**Tasks and exercises**
#1 Reproduce the user story guide word for word from "What Are the" up to and including "out of scope.".
#2 In the user story guide, what formula do user stories generally employ?
#3 Write the next part of the user story guide, picking up after its final sentence.

Just like manifestoes and vision documents, user stories are an integral part of product development. Good user stories are the key to driving efficient planning and delivery, team engagement, and customer satisfaction. Vague user stories often indicate that the team will struggle to complete tasks further down the line—something I have witnessed often in my role as a product manager.

My involvement in successful startups—and some that have failed—has shown me firsthand the importance of taking the time to craft quality user stories. This guide will help you and your team master each element and write quality user stories time and time again.

What Is a User Story?

A user story is a small increment of the product represented in terms of the value it will offer to the end user. A group of user stories creates an epic, and a single product can comprise multiple epics. A user story can be broken down further into tasks that more accurately reflect the work and outline how the story will be completed. User stories generally employ the formula User – Functionality – Benefit, which can be applied effectively to most industries and businesses.

A large circle filled with small circles, each filled with smaller circles, representing the relationship between tasks, user stories, and epics.

Typically, the product manager is responsible for writing user stories, but occasionally this may fall to the product owner, Scrum master, or engineering manager. Ideally, every user story will be reviewed by the person, or people, who will undertake the work.

What Are the Benefits of a Good User Story?

A good user story has several benefits for the team and product:

  • Defining the “who” and writing from the user’s perspective ensures that focus is maintained on the customer, rather than on what the team wants or prefers.
  • Defining the “what” clarifies the criteria for the person completing the task, known as the doer. Anything that’s not in the story can be considered out of scope.
  • Defining the “why” motivates the doer by helping them understand the impact the deliverable will have on the user’s life.

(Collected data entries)
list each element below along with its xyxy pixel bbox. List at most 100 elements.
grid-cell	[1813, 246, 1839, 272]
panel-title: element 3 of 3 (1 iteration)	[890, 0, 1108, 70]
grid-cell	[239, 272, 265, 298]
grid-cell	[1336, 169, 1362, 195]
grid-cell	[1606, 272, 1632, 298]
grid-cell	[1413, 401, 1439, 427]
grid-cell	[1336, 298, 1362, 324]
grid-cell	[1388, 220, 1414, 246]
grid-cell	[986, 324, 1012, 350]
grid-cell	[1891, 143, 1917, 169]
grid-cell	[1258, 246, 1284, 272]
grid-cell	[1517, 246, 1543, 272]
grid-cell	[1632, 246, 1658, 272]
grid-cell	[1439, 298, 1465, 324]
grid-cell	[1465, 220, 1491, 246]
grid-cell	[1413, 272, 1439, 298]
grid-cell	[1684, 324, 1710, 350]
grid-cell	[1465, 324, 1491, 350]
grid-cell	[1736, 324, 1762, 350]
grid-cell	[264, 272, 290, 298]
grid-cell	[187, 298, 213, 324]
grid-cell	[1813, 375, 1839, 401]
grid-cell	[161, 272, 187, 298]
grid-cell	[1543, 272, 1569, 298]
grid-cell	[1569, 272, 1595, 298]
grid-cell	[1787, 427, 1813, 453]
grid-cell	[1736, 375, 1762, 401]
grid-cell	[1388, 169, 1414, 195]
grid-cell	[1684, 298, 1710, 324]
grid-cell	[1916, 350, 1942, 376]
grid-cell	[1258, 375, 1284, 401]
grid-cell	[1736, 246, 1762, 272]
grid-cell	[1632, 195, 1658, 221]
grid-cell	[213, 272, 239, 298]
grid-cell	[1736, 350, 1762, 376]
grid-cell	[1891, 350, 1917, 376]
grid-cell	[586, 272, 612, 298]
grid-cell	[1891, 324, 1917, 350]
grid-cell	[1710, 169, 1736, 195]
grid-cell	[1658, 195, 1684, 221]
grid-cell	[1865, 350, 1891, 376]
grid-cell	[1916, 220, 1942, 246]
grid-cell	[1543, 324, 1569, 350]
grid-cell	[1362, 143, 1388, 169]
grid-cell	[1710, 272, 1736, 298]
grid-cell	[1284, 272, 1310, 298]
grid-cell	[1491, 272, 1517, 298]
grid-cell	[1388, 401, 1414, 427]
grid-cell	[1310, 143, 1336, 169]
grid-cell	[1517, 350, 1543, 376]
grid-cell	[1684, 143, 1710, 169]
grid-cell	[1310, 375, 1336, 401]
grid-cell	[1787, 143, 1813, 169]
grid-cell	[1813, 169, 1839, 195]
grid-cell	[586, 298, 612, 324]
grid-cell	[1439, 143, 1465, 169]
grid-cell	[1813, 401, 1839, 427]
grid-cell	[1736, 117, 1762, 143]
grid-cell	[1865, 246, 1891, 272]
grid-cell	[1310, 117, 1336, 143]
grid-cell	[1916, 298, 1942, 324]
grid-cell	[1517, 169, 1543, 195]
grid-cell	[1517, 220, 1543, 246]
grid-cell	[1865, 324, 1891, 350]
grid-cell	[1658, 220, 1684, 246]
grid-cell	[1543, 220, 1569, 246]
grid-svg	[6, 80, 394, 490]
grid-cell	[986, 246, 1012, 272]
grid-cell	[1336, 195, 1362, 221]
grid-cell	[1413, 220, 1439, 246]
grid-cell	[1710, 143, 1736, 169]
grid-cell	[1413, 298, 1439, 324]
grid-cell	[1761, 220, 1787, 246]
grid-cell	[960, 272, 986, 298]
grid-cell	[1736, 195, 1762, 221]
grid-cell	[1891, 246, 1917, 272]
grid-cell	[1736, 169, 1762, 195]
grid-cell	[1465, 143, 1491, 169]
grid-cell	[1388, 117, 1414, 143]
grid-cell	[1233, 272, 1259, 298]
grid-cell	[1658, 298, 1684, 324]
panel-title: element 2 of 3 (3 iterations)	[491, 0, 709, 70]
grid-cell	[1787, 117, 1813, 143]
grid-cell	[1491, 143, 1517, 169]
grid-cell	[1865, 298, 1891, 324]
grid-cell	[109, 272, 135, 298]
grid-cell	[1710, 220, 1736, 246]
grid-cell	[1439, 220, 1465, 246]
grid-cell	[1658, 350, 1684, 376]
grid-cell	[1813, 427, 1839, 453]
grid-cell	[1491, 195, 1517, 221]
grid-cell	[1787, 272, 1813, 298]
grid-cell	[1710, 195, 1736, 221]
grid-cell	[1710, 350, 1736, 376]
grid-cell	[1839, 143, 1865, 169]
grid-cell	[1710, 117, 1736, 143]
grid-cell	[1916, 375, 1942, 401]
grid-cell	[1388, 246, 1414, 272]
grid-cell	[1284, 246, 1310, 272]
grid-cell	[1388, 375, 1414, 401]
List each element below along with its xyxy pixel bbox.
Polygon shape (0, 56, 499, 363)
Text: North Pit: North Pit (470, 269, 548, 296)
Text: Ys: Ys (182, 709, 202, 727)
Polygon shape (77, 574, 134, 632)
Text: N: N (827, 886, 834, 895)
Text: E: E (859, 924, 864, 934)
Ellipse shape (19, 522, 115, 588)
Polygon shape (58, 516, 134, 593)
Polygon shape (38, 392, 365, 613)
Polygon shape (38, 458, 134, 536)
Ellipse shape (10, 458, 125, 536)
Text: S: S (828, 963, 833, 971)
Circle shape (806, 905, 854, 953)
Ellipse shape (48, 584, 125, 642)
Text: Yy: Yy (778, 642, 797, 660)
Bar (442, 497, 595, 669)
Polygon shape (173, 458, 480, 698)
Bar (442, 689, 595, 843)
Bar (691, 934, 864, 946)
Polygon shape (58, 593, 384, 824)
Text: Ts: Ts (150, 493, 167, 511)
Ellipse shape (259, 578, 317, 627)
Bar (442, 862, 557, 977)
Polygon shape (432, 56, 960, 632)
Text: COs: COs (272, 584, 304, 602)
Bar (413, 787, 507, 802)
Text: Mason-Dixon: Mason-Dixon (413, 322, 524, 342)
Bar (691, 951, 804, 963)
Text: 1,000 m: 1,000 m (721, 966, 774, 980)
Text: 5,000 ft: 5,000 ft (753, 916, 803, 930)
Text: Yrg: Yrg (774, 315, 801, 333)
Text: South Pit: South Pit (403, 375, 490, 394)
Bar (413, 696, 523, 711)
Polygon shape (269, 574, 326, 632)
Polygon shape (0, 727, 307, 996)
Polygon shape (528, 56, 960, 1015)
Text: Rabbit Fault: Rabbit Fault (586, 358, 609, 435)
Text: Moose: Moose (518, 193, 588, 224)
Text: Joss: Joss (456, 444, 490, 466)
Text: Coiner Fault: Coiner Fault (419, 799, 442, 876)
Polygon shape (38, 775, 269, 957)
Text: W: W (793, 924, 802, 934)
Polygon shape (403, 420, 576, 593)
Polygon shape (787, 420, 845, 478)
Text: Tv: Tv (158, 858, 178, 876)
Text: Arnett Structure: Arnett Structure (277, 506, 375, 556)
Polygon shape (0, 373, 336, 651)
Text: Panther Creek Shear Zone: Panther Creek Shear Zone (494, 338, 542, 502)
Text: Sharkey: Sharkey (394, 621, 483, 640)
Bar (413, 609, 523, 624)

**Answers to the tasks**
#1
What Are the Benefits of a Good User Story?

A good user story has several benefits for the team and product:

  • Defining the “who” and writing from the user’s perspective ensures that focus is maintained on the customer, rather than on what the team wants or prefers.
  • Defining the “what” clarifies the criteria for the person completing the task, known as the doer. Anything that’s not in the story can be considered out of scope.

#2 User – Functionality – Benefit.

#3
  • Defining user value can help identify a less-beneficial feature before work on it begins—and resources are potentially wasted.

What Does a Good User Story Look Like?

If, for example, you are building a house for your customer, one of your stories would be about creating the enclosing walls. A bad user story might say “I need walls”—identifying the “what” but nothing more. A better one would be: “As a homeowner, I want my house to have enclosing walls to keep out the elements, and so the roof doesn’t fall on my head.” I believe, though, that if a user story is truly fulfilling its purpose, it should clearly and concisely answer all of the following questions:

  • Who is the user?
  • What does the user want? Why does the user want this?
  • How should the engineering team interpret this story?
  • Does this story depend on another story being completed beforehand?
  • Does the completion of this story enable another story in the backlog?
  • What is the scope (i.e., what are the minimum criteria)?
  • How big is this story (i.e., where does it fall on the estimation scale)?

This is the template I use—it has evolved with my product management knowledge and worked well for me for many years:

Component

Question

Answer

Purpose

User Persona

Who is the user?

The user is a rich man from Chicago who is building a luxurious summer home in the Hamptons.

To fully envision the user, teams work with many different personas, so it is important to be as detailed as possible.

User Story

What does the user want? Why does the user want this?

“As a homeowner, I would like to have decorative brick walls around my home in a diagonal basketweave pattern because I will see them every day and would like them to be a pleasing sight.”

To understand the motivation of the user and their reasoning.

Summary

How should the engineering team interpret this story?

The user wants elaborate walls, so we need to build a regular central wall and then have scaffolding in the required style (i.e., diagonal basketweave). We can use regular bricks for the core wall, but will need to use high-quality decor bricks for the facade layers on both sides of the wall.

To break down the story logically into tasks, which aids progress-tracking.

Precondition

Does this story depend on another story being completed beforehand?

In order to start work on this, the foundation of the house needs to be completed and ready to build upon.

To interpret where a story is in the workstream hierarchy and visualize the overall delivery timeline.

Postcondition

Does the completion of this story enable another story in the backlog?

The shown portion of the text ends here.